[Work to be completed]
Repeat the entries below exactly as they appear, with no pictures.

[Exercise input]
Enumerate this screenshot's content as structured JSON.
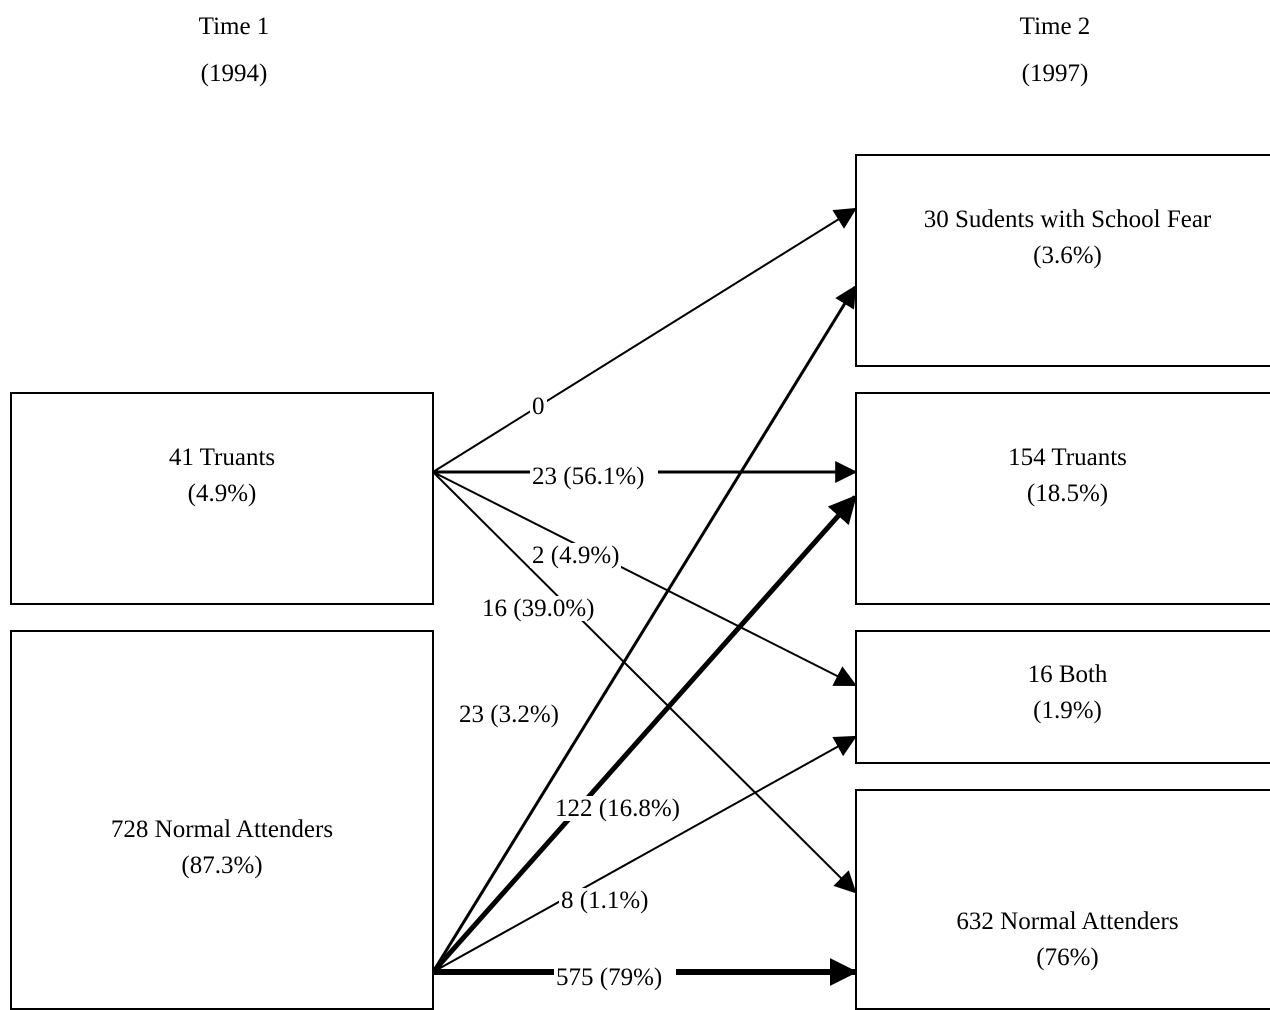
{
  "headers": {
    "time1": {
      "title": "Time 1",
      "year": "(1994)"
    },
    "time2": {
      "title": "Time 2",
      "year": "(1997)"
    }
  },
  "left_boxes": {
    "truants": {
      "name": "41 Truants",
      "pct": "(4.9%)"
    },
    "normal": {
      "name": "728 Normal Attenders",
      "pct": "(87.3%)"
    }
  },
  "right_boxes": {
    "school_fear": {
      "name": "30 Sudents with School Fear",
      "pct": "(3.6%)"
    },
    "truants": {
      "name": "154 Truants",
      "pct": "(18.5%)"
    },
    "both": {
      "name": "16 Both",
      "pct": "(1.9%)"
    },
    "normal": {
      "name": "632 Normal Attenders",
      "pct": "(76%)"
    }
  },
  "flows": {
    "truants_to_fear": "0",
    "truants_to_truants": "23 (56.1%)",
    "truants_to_both": "2 (4.9%)",
    "truants_to_normal": "16 (39.0%)",
    "normal_to_fear": "23 (3.2%)",
    "normal_to_truants": "122  (16.8%)",
    "normal_to_both": "8 (1.1%)",
    "normal_to_normal": "575 (79%)"
  }
}
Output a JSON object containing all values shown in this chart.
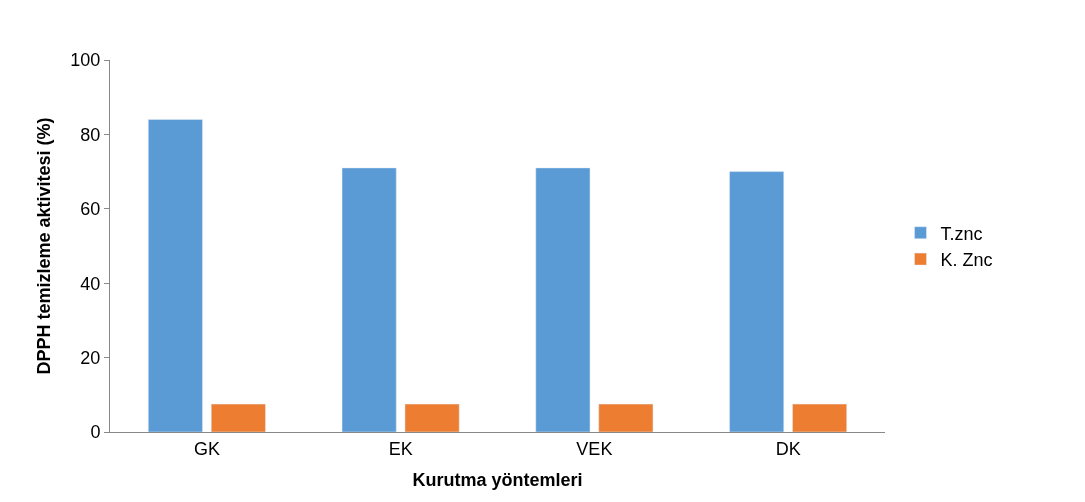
{
  "chart_data": {
    "type": "bar",
    "xlabel": "Kurutma yöntemleri",
    "ylabel": "DPPH temizleme aktivitesi (%)",
    "categories": [
      "GK",
      "EK",
      "VEK",
      "DK"
    ],
    "series": [
      {
        "name": "T.znc",
        "color": "#5b9bd5",
        "values": [
          84,
          71,
          71,
          70
        ]
      },
      {
        "name": "K. Znc",
        "color": "#ed7d31",
        "values": [
          7.5,
          7.5,
          7.5,
          7.5
        ]
      }
    ],
    "ylim": [
      0,
      100
    ],
    "yticks": [
      0,
      20,
      40,
      60,
      80,
      100
    ],
    "grid": false,
    "legend": "right"
  }
}
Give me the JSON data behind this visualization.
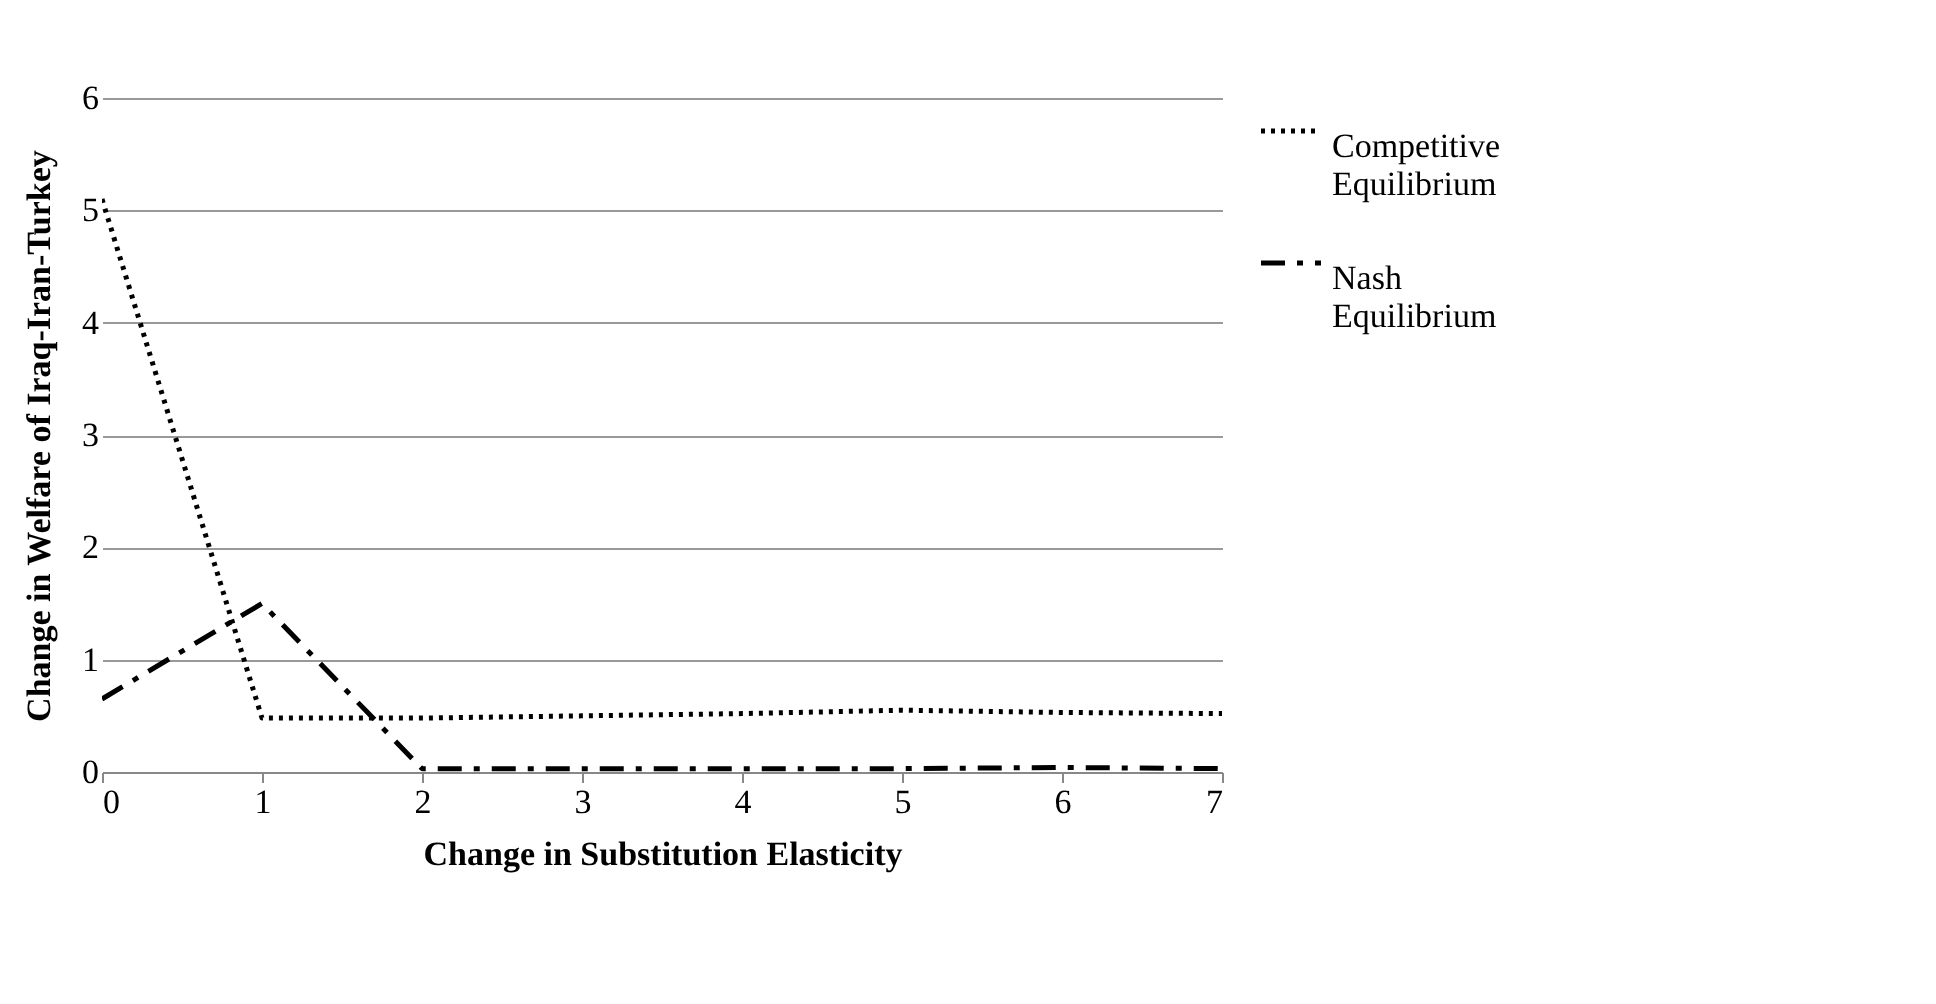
{
  "chart_data": {
    "type": "line",
    "xlabel": "Change in Substitution Elasticity",
    "ylabel": "Change in Welfare of Iraq-Iran-Turkey",
    "x": [
      0,
      1,
      2,
      3,
      4,
      5,
      6,
      7
    ],
    "series": [
      {
        "name": "Competitive Equilibrium",
        "color": "#000000",
        "line_style": "dotted",
        "values": [
          5.1,
          0.48,
          0.48,
          0.5,
          0.52,
          0.55,
          0.53,
          0.52
        ]
      },
      {
        "name": "Nash Equilibrium",
        "color": "#000000",
        "line_style": "dashdot",
        "values": [
          0.65,
          1.5,
          0.03,
          0.03,
          0.03,
          0.03,
          0.04,
          0.03
        ]
      }
    ],
    "xlim": [
      0,
      7
    ],
    "xticks": [
      0,
      1,
      2,
      3,
      4,
      5,
      6,
      7
    ],
    "ylim": [
      0,
      6
    ],
    "yticks": [
      0,
      1,
      2,
      3,
      4,
      5,
      6
    ],
    "grid": "y",
    "legend": "right",
    "marker": "none"
  }
}
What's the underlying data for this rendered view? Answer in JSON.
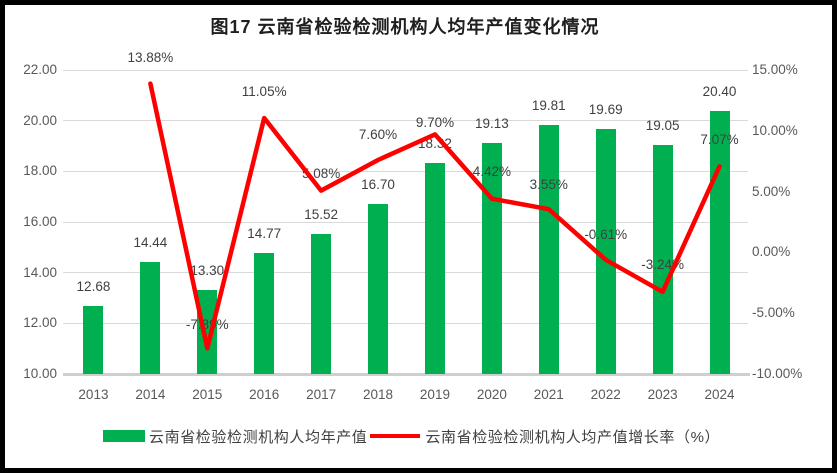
{
  "chart_data": {
    "type": "combo-bar-line",
    "title": "图17  云南省检验检测机构人均年产值变化情况",
    "categories": [
      "2013",
      "2014",
      "2015",
      "2016",
      "2017",
      "2018",
      "2019",
      "2020",
      "2021",
      "2022",
      "2023",
      "2024"
    ],
    "series": [
      {
        "name": "云南省检验检测机构人均年产值",
        "type": "bar",
        "axis": "left",
        "values": [
          12.68,
          14.44,
          13.3,
          14.77,
          15.52,
          16.7,
          18.32,
          19.13,
          19.81,
          19.69,
          19.05,
          20.4
        ],
        "data_labels": [
          "12.68",
          "14.44",
          "13.30",
          "14.77",
          "15.52",
          "16.70",
          "18.32",
          "19.13",
          "19.81",
          "19.69",
          "19.05",
          "20.40"
        ]
      },
      {
        "name": "云南省检验检测机构人均产值增长率（%）",
        "type": "line",
        "axis": "right",
        "values": [
          null,
          13.88,
          -7.89,
          11.05,
          5.08,
          7.6,
          9.7,
          4.42,
          3.55,
          -0.61,
          -3.24,
          7.07
        ],
        "data_labels": [
          "",
          "13.88%",
          "-7.89%",
          "11.05%",
          "5.08%",
          "7.60%",
          "9.70%",
          "4.42%",
          "3.55%",
          "-0.61%",
          "-3.24%",
          "7.07%"
        ]
      }
    ],
    "left_axis": {
      "min": 10,
      "max": 22,
      "ticks": [
        "22.00",
        "20.00",
        "18.00",
        "16.00",
        "14.00",
        "12.00",
        "10.00"
      ]
    },
    "right_axis": {
      "min": -10,
      "max": 15,
      "ticks": [
        "15.00%",
        "10.00%",
        "5.00%",
        "0.00%",
        "-5.00%",
        "-10.00%"
      ]
    },
    "gridlines": true,
    "legend_position": "bottom"
  },
  "legend": {
    "items": [
      {
        "label": "云南省检验检测机构人均年产值",
        "marker": "bar"
      },
      {
        "label": "云南省检验检测机构人均产值增长率（%）",
        "marker": "line"
      }
    ]
  },
  "colors": {
    "bar": "#00B050",
    "line": "#FF0000",
    "grid": "#D9D9D9",
    "axis_line": "#D0CECE",
    "tick_text": "#595959",
    "data_label_text": "#404040",
    "title_text": "#1F1F1F",
    "border": "#000000"
  }
}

[Task answer]
Enumerate this screenshot's content as structured JSON.
{
  "headers": {
    "time1": {
      "title": "Time 1",
      "year": "(1994)"
    },
    "time2": {
      "title": "Time 2",
      "year": "(1997)"
    }
  },
  "left_boxes": {
    "truants": {
      "name": "41 Truants",
      "pct": "(4.9%)"
    },
    "normal": {
      "name": "728 Normal Attenders",
      "pct": "(87.3%)"
    }
  },
  "right_boxes": {
    "school_fear": {
      "name": "30 Sudents with School Fear",
      "pct": "(3.6%)"
    },
    "truants": {
      "name": "154 Truants",
      "pct": "(18.5%)"
    },
    "both": {
      "name": "16 Both",
      "pct": "(1.9%)"
    },
    "normal": {
      "name": "632 Normal Attenders",
      "pct": "(76%)"
    }
  },
  "flows": {
    "truants_to_fear": "0",
    "truants_to_truants": "23 (56.1%)",
    "truants_to_both": "2 (4.9%)",
    "truants_to_normal": "16 (39.0%)",
    "normal_to_fear": "23 (3.2%)",
    "normal_to_truants": "122  (16.8%)",
    "normal_to_both": "8 (1.1%)",
    "normal_to_normal": "575 (79%)"
  }
}
Output a JSON object containing all values shown in this chart.
{
  "chart_data": {
    "type": "bar",
    "xlabel": "Kurutma yöntemleri",
    "ylabel": "DPPH temizleme aktivitesi (%)",
    "categories": [
      "GK",
      "EK",
      "VEK",
      "DK"
    ],
    "series": [
      {
        "name": "T.znc",
        "color": "#5b9bd5",
        "values": [
          84,
          71,
          71,
          70
        ]
      },
      {
        "name": "K. Znc",
        "color": "#ed7d31",
        "values": [
          7.5,
          7.5,
          7.5,
          7.5
        ]
      }
    ],
    "ylim": [
      0,
      100
    ],
    "yticks": [
      0,
      20,
      40,
      60,
      80,
      100
    ],
    "grid": false,
    "legend": "right"
  }
}
Give me the JSON data behind this visualization.
{
  "chart_data": {
    "type": "line",
    "xlabel": "Change in Substitution Elasticity",
    "ylabel": "Change in Welfare of Iraq-Iran-Turkey",
    "x": [
      0,
      1,
      2,
      3,
      4,
      5,
      6,
      7
    ],
    "series": [
      {
        "name": "Competitive Equilibrium",
        "color": "#000000",
        "line_style": "dotted",
        "values": [
          5.1,
          0.48,
          0.48,
          0.5,
          0.52,
          0.55,
          0.53,
          0.52
        ]
      },
      {
        "name": "Nash Equilibrium",
        "color": "#000000",
        "line_style": "dashdot",
        "values": [
          0.65,
          1.5,
          0.03,
          0.03,
          0.03,
          0.03,
          0.04,
          0.03
        ]
      }
    ],
    "xlim": [
      0,
      7
    ],
    "xticks": [
      0,
      1,
      2,
      3,
      4,
      5,
      6,
      7
    ],
    "ylim": [
      0,
      6
    ],
    "yticks": [
      0,
      1,
      2,
      3,
      4,
      5,
      6
    ],
    "grid": "y",
    "legend": "right",
    "marker": "none"
  }
}
What's the underlying data for this rendered view? Answer in JSON.
{
  "chart_data": {
    "type": "combo-bar-line",
    "title": "图17  云南省检验检测机构人均年产值变化情况",
    "categories": [
      "2013",
      "2014",
      "2015",
      "2016",
      "2017",
      "2018",
      "2019",
      "2020",
      "2021",
      "2022",
      "2023",
      "2024"
    ],
    "series": [
      {
        "name": "云南省检验检测机构人均年产值",
        "type": "bar",
        "axis": "left",
        "values": [
          12.68,
          14.44,
          13.3,
          14.77,
          15.52,
          16.7,
          18.32,
          19.13,
          19.81,
          19.69,
          19.05,
          20.4
        ],
        "data_labels": [
          "12.68",
          "14.44",
          "13.30",
          "14.77",
          "15.52",
          "16.70",
          "18.32",
          "19.13",
          "19.81",
          "19.69",
          "19.05",
          "20.40"
        ]
      },
      {
        "name": "云南省检验检测机构人均产值增长率（%）",
        "type": "line",
        "axis": "right",
        "values": [
          null,
          13.88,
          -7.89,
          11.05,
          5.08,
          7.6,
          9.7,
          4.42,
          3.55,
          -0.61,
          -3.24,
          7.07
        ],
        "data_labels": [
          "",
          "13.88%",
          "-7.89%",
          "11.05%",
          "5.08%",
          "7.60%",
          "9.70%",
          "4.42%",
          "3.55%",
          "-0.61%",
          "-3.24%",
          "7.07%"
        ]
      }
    ],
    "left_axis": {
      "min": 10,
      "max": 22,
      "ticks": [
        "22.00",
        "20.00",
        "18.00",
        "16.00",
        "14.00",
        "12.00",
        "10.00"
      ]
    },
    "right_axis": {
      "min": -10,
      "max": 15,
      "ticks": [
        "15.00%",
        "10.00%",
        "5.00%",
        "0.00%",
        "-5.00%",
        "-10.00%"
      ]
    },
    "gridlines": true,
    "legend_position": "bottom"
  },
  "legend": {
    "items": [
      {
        "label": "云南省检验检测机构人均年产值",
        "marker": "bar"
      },
      {
        "label": "云南省检验检测机构人均产值增长率（%）",
        "marker": "line"
      }
    ]
  },
  "colors": {
    "bar": "#00B050",
    "line": "#FF0000",
    "grid": "#D9D9D9",
    "axis_line": "#D0CECE",
    "tick_text": "#595959",
    "data_label_text": "#404040",
    "title_text": "#1F1F1F",
    "border": "#000000"
  }
}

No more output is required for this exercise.